» **What you are asked to do**:
Could you print every record below exactly as it appears?

» **Excerpted data**:
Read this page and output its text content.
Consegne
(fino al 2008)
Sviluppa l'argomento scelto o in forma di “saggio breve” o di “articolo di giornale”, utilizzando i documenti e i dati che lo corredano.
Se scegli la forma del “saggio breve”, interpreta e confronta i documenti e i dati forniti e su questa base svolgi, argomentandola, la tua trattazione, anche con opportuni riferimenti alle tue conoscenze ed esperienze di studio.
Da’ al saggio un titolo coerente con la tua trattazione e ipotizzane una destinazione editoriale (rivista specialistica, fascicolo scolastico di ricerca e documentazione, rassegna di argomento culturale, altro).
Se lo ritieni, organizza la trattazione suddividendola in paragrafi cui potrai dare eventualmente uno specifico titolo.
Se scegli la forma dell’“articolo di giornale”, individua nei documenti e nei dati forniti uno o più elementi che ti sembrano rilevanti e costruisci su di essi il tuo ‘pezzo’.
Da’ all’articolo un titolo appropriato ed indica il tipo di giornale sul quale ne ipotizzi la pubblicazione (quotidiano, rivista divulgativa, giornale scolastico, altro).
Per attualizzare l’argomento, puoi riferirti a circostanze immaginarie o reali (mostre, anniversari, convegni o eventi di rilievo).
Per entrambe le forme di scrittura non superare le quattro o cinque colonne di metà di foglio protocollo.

» **The reply**:
Read this page and output its text content.
Consegne
(fino al 2008)
Sviluppa l'argomento scelto o in forma di “saggio breve” o di “articolo di giornale”, utilizzando i documenti e i dati che lo corredano.
Se scegli la forma del “saggio breve”, interpreta e confronta i documenti e i dati forniti e su questa base svolgi, argomentandola, la tua trattazione, anche con opportuni riferimenti alle tue conoscenze ed esperienze di studio.
Da’ al saggio un titolo coerente con la tua trattazione e ipotizzane una destinazione editoriale (rivista specialistica, fascicolo scolastico di ricerca e documentazione, rassegna di argomento culturale, altro).
Se lo ritieni, organizza la trattazione suddividendola in paragrafi cui potrai dare eventualmente uno specifico titolo.
Se scegli la forma dell’“articolo di giornale”, individua nei documenti e nei dati forniti uno o più elementi che ti sembrano rilevanti e costruisci su di essi il tuo ‘pezzo’.
Da’ all’articolo un titolo appropriato ed indica il tipo di giornale sul quale ne ipotizzi la pubblicazione (quotidiano, rivista divulgativa, giornale scolastico, altro).
Per attualizzare l’argomento, puoi riferirti a circostanze immaginarie o reali (mostre, anniversari, convegni o eventi di rilievo).
Per entrambe le forme di scrittura non superare le quattro o cinque colonne di metà di foglio protocollo.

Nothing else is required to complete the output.